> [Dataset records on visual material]
begin

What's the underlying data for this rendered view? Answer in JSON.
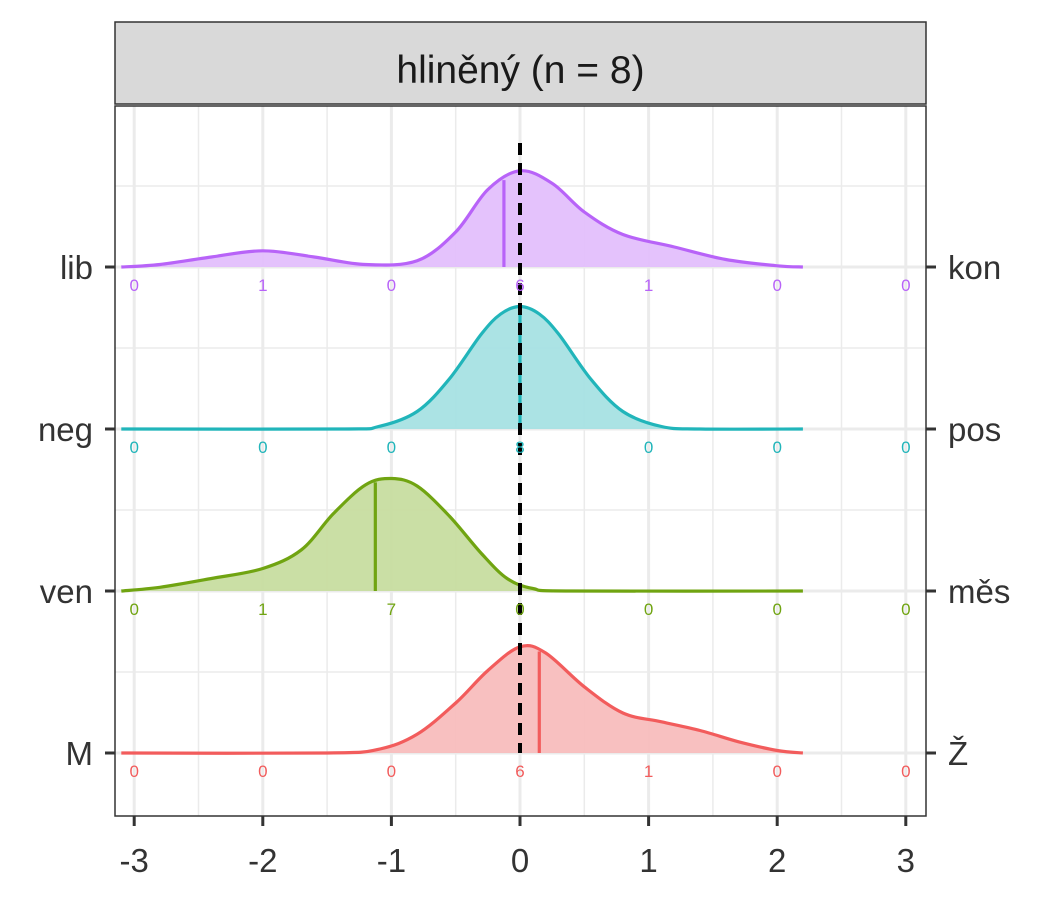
{
  "chart_data": {
    "type": "ridgeline-density",
    "title": "hliněný (n = 8)",
    "xlim": [
      -3,
      3
    ],
    "x_ticks": [
      "-3",
      "-2",
      "-1",
      "0",
      "1",
      "2",
      "3"
    ],
    "x_tick_values": [
      -3,
      -2,
      -1,
      0,
      1,
      2,
      3
    ],
    "reference_line_x": 0,
    "grid": true,
    "count_positions": [
      -3,
      -2,
      -1,
      0,
      1,
      2,
      3
    ],
    "series": [
      {
        "left_label": "lib",
        "right_label": "kon",
        "color": "#B863F8",
        "fill": "#E3BFFC",
        "mean": -0.125,
        "counts": [
          "0",
          "1",
          "0",
          "6",
          "1",
          "0",
          "0"
        ],
        "density": [
          [
            -3.1,
            0.0
          ],
          [
            -2.8,
            0.02
          ],
          [
            -2.4,
            0.08
          ],
          [
            -2.0,
            0.13
          ],
          [
            -1.6,
            0.08
          ],
          [
            -1.2,
            0.02
          ],
          [
            -0.8,
            0.05
          ],
          [
            -0.5,
            0.28
          ],
          [
            -0.25,
            0.62
          ],
          [
            0.0,
            0.77
          ],
          [
            0.25,
            0.67
          ],
          [
            0.5,
            0.44
          ],
          [
            0.8,
            0.26
          ],
          [
            1.2,
            0.16
          ],
          [
            1.6,
            0.06
          ],
          [
            2.0,
            0.01
          ],
          [
            2.2,
            0.0
          ]
        ]
      },
      {
        "left_label": "neg",
        "right_label": "pos",
        "color": "#21B5BA",
        "fill": "#A6E2E3",
        "mean": 0.0,
        "counts": [
          "0",
          "0",
          "0",
          "8",
          "0",
          "0",
          "0"
        ],
        "density": [
          [
            -3.1,
            0.0
          ],
          [
            -1.4,
            0.0
          ],
          [
            -1.1,
            0.02
          ],
          [
            -0.8,
            0.14
          ],
          [
            -0.55,
            0.4
          ],
          [
            -0.3,
            0.76
          ],
          [
            -0.15,
            0.92
          ],
          [
            0.0,
            0.98
          ],
          [
            0.15,
            0.92
          ],
          [
            0.3,
            0.76
          ],
          [
            0.55,
            0.4
          ],
          [
            0.8,
            0.14
          ],
          [
            1.1,
            0.02
          ],
          [
            1.4,
            0.0
          ],
          [
            2.2,
            0.0
          ]
        ]
      },
      {
        "left_label": "ven",
        "right_label": "měs",
        "color": "#70A411",
        "fill": "#C7DDA0",
        "mean": -1.125,
        "counts": [
          "0",
          "1",
          "7",
          "0",
          "0",
          "0",
          "0"
        ],
        "density": [
          [
            -3.1,
            0.0
          ],
          [
            -2.8,
            0.03
          ],
          [
            -2.4,
            0.1
          ],
          [
            -2.0,
            0.18
          ],
          [
            -1.7,
            0.33
          ],
          [
            -1.45,
            0.62
          ],
          [
            -1.2,
            0.85
          ],
          [
            -1.0,
            0.9
          ],
          [
            -0.8,
            0.84
          ],
          [
            -0.55,
            0.6
          ],
          [
            -0.3,
            0.3
          ],
          [
            -0.1,
            0.1
          ],
          [
            0.1,
            0.02
          ],
          [
            0.4,
            0.0
          ],
          [
            2.2,
            0.0
          ]
        ]
      },
      {
        "left_label": "M",
        "right_label": "Ž",
        "color": "#F25C5C",
        "fill": "#F8BDBD",
        "mean": 0.15,
        "counts": [
          "0",
          "0",
          "0",
          "6",
          "1",
          "0",
          "0"
        ],
        "density": [
          [
            -3.1,
            0.0
          ],
          [
            -1.5,
            0.0
          ],
          [
            -1.1,
            0.03
          ],
          [
            -0.8,
            0.15
          ],
          [
            -0.5,
            0.4
          ],
          [
            -0.25,
            0.66
          ],
          [
            0.0,
            0.85
          ],
          [
            0.2,
            0.8
          ],
          [
            0.5,
            0.53
          ],
          [
            0.8,
            0.32
          ],
          [
            1.1,
            0.25
          ],
          [
            1.4,
            0.18
          ],
          [
            1.7,
            0.09
          ],
          [
            2.0,
            0.02
          ],
          [
            2.2,
            0.0
          ]
        ]
      }
    ]
  }
}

end

> [YOUR OBJECTIVE]
Pull out every line in the material above where "color" occurs.

> [RESPONSE BELOW]
        "color": "#B863F8",
        "color": "#21B5BA",
        "color": "#70A411",
        "color": "#F25C5C",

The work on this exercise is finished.